━━━ EXERCISE INPUTS ━━━

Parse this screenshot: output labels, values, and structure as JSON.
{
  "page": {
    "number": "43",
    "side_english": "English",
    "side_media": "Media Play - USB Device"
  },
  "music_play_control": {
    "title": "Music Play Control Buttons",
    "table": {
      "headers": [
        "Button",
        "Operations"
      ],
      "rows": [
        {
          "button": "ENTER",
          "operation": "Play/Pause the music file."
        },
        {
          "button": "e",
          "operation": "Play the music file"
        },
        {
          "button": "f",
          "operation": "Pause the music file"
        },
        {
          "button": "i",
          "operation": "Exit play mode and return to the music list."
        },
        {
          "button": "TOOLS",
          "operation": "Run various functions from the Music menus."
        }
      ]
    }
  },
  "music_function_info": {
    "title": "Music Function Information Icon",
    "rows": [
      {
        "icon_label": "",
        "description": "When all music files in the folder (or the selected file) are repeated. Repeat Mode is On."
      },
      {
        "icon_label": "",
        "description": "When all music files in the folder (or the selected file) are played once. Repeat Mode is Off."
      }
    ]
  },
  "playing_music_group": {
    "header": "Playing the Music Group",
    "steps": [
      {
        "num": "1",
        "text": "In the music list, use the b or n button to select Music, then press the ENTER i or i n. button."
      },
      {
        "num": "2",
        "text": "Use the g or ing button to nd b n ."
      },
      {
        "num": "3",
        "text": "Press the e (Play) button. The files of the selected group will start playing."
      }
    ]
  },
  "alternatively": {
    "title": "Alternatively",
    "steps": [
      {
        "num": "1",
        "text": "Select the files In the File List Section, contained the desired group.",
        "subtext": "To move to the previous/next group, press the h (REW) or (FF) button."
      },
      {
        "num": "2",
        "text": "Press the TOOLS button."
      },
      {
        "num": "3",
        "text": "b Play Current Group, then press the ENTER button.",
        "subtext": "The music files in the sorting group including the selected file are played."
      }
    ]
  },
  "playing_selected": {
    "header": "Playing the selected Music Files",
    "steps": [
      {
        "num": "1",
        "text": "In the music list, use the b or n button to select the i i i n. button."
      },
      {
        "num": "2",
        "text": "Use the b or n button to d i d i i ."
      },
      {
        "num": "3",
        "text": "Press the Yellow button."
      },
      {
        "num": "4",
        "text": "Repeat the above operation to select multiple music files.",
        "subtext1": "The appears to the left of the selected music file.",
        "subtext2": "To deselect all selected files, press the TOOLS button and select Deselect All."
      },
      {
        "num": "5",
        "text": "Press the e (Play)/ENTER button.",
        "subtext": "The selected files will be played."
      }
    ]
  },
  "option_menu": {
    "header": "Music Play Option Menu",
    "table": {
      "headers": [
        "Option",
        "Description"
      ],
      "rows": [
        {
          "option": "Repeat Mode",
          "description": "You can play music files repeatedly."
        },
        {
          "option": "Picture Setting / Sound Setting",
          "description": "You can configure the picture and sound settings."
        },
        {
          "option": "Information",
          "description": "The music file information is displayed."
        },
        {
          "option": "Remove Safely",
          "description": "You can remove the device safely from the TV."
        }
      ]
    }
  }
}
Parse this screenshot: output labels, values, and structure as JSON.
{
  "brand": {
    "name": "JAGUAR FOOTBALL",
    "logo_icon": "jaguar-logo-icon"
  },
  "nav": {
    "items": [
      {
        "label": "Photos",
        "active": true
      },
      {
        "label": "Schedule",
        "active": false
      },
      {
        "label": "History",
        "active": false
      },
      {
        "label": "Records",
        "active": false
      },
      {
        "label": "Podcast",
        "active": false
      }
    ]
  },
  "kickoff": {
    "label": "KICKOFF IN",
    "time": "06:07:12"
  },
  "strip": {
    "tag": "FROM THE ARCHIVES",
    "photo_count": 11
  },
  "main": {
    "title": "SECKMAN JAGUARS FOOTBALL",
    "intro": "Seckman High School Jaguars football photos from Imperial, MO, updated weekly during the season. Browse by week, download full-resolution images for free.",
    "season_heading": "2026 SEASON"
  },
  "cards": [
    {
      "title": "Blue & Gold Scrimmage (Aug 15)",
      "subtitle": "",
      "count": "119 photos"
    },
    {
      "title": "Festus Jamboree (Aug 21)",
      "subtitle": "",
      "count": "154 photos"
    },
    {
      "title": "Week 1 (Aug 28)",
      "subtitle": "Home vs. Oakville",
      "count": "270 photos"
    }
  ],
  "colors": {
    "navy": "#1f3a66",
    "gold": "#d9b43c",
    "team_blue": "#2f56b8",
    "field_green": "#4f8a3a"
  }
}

━━━

Repeat the listing exactly, from its first line to its last.

Parse this screenshot: output labels, values, and structure as JSON.
{
  "page": {
    "number": "43",
    "side_english": "English",
    "side_media": "Media Play - USB Device"
  },
  "music_play_control": {
    "title": "Music Play Control Buttons",
    "table": {
      "headers": [
        "Button",
        "Operations"
      ],
      "rows": [
        {
          "button": "ENTER",
          "operation": "Play/Pause the music file."
        },
        {
          "button": "e",
          "operation": "Play the music file"
        },
        {
          "button": "f",
          "operation": "Pause the music file"
        },
        {
          "button": "i",
          "operation": "Exit play mode and return to the music list."
        },
        {
          "button": "TOOLS",
          "operation": "Run various functions from the Music menus."
        }
      ]
    }
  },
  "music_function_info": {
    "title": "Music Function Information Icon",
    "rows": [
      {
        "icon_label": "",
        "description": "When all music files in the folder (or the selected file) are repeated. Repeat Mode is On."
      },
      {
        "icon_label": "",
        "description": "When all music files in the folder (or the selected file) are played once. Repeat Mode is Off."
      }
    ]
  },
  "playing_music_group": {
    "header": "Playing the Music Group",
    "steps": [
      {
        "num": "1",
        "text": "In the music list, use the b or n button to select Music, then press the ENTER i or i n. button."
      },
      {
        "num": "2",
        "text": "Use the g or ing button to nd b n ."
      },
      {
        "num": "3",
        "text": "Press the e (Play) button. The files of the selected group will start playing."
      }
    ]
  },
  "alternatively": {
    "title": "Alternatively",
    "steps": [
      {
        "num": "1",
        "text": "Select the files In the File List Section, contained the desired group.",
        "subtext": "To move to the previous/next group, press the h (REW) or (FF) button."
      },
      {
        "num": "2",
        "text": "Press the TOOLS button."
      },
      {
        "num": "3",
        "text": "b Play Current Group, then press the ENTER button.",
        "subtext": "The music files in the sorting group including the selected file are played."
      }
    ]
  },
  "playing_selected": {
    "header": "Playing the selected Music Files",
    "steps": [
      {
        "num": "1",
        "text": "In the music list, use the b or n button to select the i i i n. button."
      },
      {
        "num": "2",
        "text": "Use the b or n button to d i d i i ."
      },
      {
        "num": "3",
        "text": "Press the Yellow button."
      },
      {
        "num": "4",
        "text": "Repeat the above operation to select multiple music files.",
        "subtext1": "The appears to the left of the selected music file.",
        "subtext2": "To deselect all selected files, press the TOOLS button and select Deselect All."
      },
      {
        "num": "5",
        "text": "Press the e (Play)/ENTER button.",
        "subtext": "The selected files will be played."
      }
    ]
  },
  "option_menu": {
    "header": "Music Play Option Menu",
    "table": {
      "headers": [
        "Option",
        "Description"
      ],
      "rows": [
        {
          "option": "Repeat Mode",
          "description": "You can play music files repeatedly."
        },
        {
          "option": "Picture Setting / Sound Setting",
          "description": "You can configure the picture and sound settings."
        },
        {
          "option": "Information",
          "description": "The music file information is displayed."
        },
        {
          "option": "Remove Safely",
          "description": "You can remove the device safely from the TV."
        }
      ]
    }
  }
}
Parse this screenshot: output labels, values, and structure as JSON.
{
  "brand": {
    "name": "JAGUAR FOOTBALL",
    "logo_icon": "jaguar-logo-icon"
  },
  "nav": {
    "items": [
      {
        "label": "Photos",
        "active": true
      },
      {
        "label": "Schedule",
        "active": false
      },
      {
        "label": "History",
        "active": false
      },
      {
        "label": "Records",
        "active": false
      },
      {
        "label": "Podcast",
        "active": false
      }
    ]
  },
  "kickoff": {
    "label": "KICKOFF IN",
    "time": "06:07:12"
  },
  "strip": {
    "tag": "FROM THE ARCHIVES",
    "photo_count": 11
  },
  "main": {
    "title": "SECKMAN JAGUARS FOOTBALL",
    "intro": "Seckman High School Jaguars football photos from Imperial, MO, updated weekly during the season. Browse by week, download full-resolution images for free.",
    "season_heading": "2026 SEASON"
  },
  "cards": [
    {
      "title": "Blue & Gold Scrimmage (Aug 15)",
      "subtitle": "",
      "count": "119 photos"
    },
    {
      "title": "Festus Jamboree (Aug 21)",
      "subtitle": "",
      "count": "154 photos"
    },
    {
      "title": "Week 1 (Aug 28)",
      "subtitle": "Home vs. Oakville",
      "count": "270 photos"
    }
  ],
  "colors": {
    "navy": "#1f3a66",
    "gold": "#d9b43c",
    "team_blue": "#2f56b8",
    "field_green": "#4f8a3a"
  }
}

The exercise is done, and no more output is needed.